» What to do
Pick out each line below containing "this".

[START Data to process]

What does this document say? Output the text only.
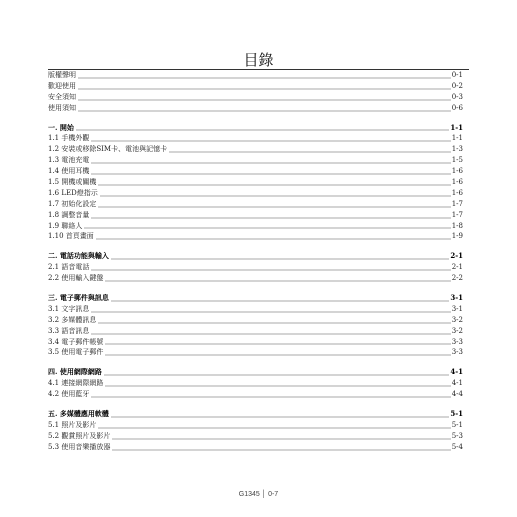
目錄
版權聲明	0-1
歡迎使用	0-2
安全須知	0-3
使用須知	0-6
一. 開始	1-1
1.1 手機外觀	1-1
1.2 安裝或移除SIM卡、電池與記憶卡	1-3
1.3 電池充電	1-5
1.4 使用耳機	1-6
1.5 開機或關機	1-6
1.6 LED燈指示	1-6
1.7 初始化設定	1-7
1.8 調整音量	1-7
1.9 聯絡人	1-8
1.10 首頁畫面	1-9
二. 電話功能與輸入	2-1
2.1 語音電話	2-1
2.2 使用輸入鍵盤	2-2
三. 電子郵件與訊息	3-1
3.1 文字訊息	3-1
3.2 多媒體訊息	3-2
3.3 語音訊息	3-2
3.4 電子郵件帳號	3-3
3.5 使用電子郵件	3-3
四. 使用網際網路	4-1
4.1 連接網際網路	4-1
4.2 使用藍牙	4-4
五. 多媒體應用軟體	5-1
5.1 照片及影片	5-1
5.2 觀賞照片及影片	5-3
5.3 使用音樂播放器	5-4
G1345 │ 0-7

[END Data to process]
[START Data to process]

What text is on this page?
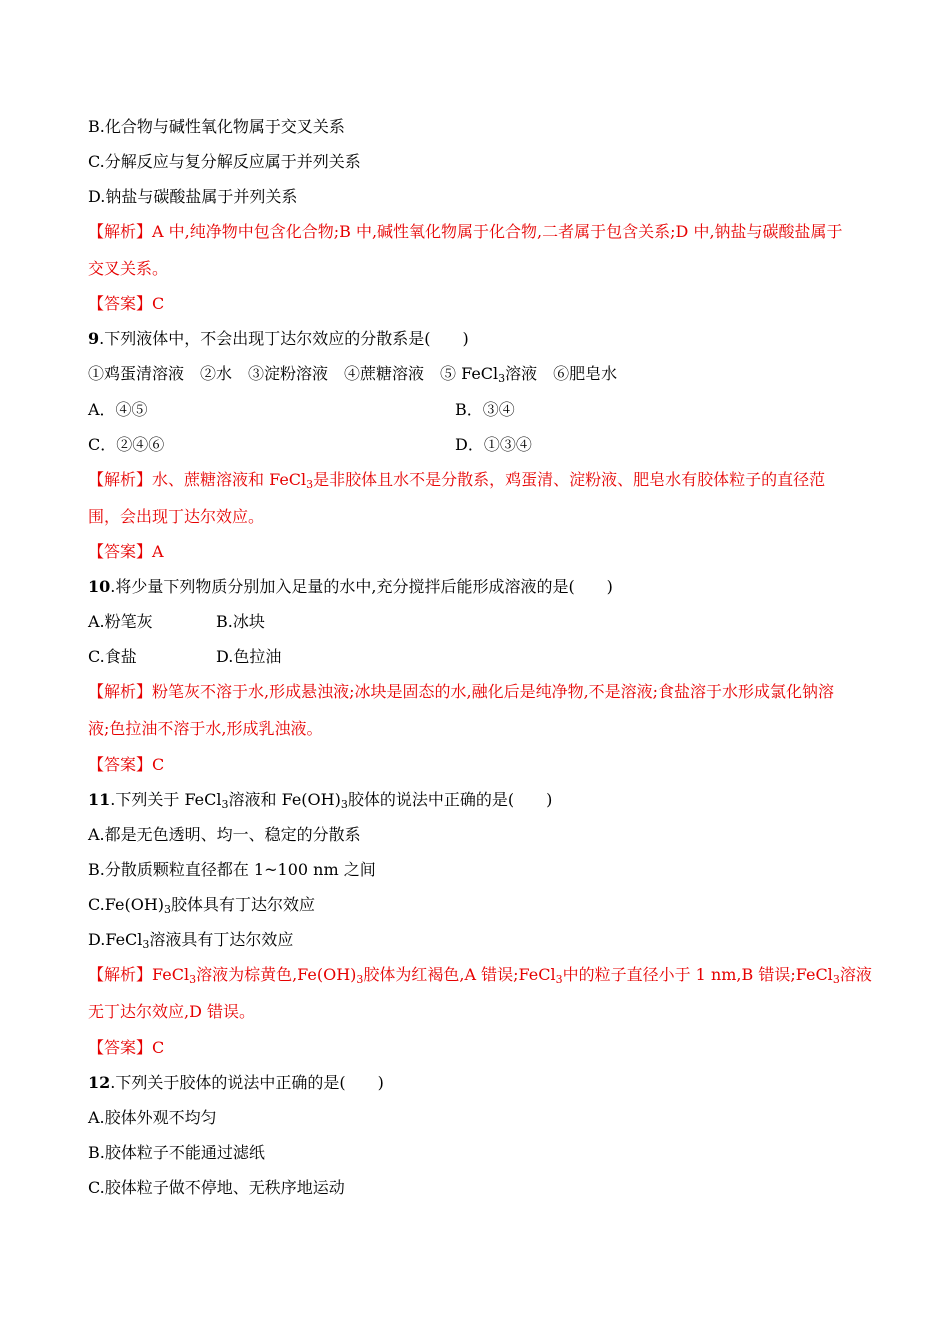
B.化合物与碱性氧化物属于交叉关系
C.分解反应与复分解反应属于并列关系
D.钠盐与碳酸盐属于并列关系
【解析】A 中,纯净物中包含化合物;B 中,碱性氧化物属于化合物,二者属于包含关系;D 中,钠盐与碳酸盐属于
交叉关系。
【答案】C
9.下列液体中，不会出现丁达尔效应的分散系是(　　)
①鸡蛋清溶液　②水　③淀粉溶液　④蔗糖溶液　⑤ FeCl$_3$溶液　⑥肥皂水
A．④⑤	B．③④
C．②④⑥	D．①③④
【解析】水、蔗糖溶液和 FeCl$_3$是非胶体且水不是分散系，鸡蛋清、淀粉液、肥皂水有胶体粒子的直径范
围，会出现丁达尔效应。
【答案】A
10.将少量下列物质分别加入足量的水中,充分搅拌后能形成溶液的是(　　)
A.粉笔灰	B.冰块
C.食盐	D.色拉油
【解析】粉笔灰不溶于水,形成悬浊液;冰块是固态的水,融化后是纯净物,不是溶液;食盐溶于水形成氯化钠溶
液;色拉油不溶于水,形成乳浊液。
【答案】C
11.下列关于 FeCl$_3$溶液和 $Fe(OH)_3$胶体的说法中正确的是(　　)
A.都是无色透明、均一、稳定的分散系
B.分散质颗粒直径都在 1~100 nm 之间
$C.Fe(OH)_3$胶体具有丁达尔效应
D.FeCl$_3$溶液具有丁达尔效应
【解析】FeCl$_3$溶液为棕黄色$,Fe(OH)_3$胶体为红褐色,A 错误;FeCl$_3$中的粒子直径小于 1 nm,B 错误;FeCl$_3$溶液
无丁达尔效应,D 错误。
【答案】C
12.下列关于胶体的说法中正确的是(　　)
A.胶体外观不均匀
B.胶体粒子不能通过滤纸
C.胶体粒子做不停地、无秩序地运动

[END Data to process]
[START Data to process]

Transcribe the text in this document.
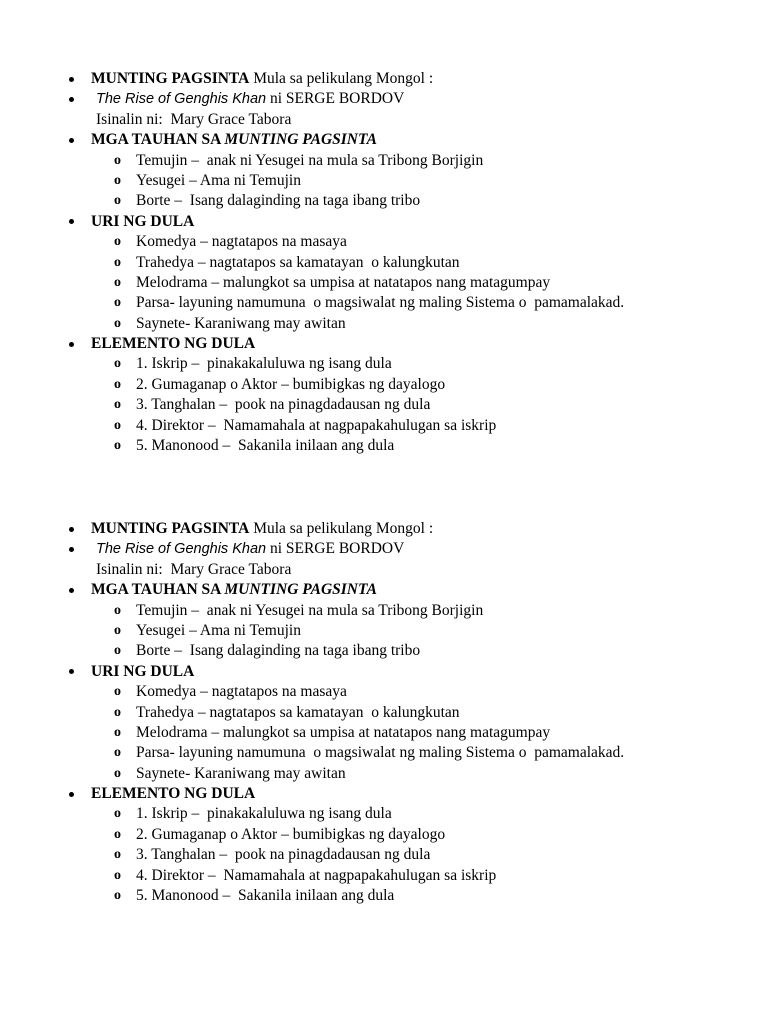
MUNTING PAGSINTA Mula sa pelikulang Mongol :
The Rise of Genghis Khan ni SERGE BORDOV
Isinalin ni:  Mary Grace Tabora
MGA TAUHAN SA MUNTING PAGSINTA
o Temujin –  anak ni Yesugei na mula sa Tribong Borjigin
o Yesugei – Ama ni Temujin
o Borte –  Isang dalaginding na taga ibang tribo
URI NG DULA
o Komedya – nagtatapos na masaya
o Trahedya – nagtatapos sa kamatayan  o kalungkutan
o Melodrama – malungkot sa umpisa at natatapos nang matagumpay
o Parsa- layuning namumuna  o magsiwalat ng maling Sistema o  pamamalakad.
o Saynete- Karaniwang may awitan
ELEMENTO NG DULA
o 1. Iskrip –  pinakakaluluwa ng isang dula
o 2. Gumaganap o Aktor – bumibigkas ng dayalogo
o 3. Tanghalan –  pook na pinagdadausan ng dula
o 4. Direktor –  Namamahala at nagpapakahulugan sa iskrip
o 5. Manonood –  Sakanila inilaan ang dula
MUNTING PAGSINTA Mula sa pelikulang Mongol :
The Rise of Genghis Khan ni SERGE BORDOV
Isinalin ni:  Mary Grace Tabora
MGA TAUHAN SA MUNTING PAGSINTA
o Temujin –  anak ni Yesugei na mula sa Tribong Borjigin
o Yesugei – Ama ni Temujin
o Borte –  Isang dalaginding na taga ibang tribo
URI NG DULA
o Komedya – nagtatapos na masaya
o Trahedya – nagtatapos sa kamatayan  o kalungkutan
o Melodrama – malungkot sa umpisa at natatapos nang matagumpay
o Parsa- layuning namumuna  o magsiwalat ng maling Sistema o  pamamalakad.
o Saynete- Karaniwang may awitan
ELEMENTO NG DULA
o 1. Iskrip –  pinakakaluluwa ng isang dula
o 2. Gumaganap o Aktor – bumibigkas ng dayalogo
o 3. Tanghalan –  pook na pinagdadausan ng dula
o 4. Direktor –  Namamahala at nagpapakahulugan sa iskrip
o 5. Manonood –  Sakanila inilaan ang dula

[END Data to process]

» Result of the task
What does this document say? Output the text only.
What text is on this page?
Transcribe the text in this document.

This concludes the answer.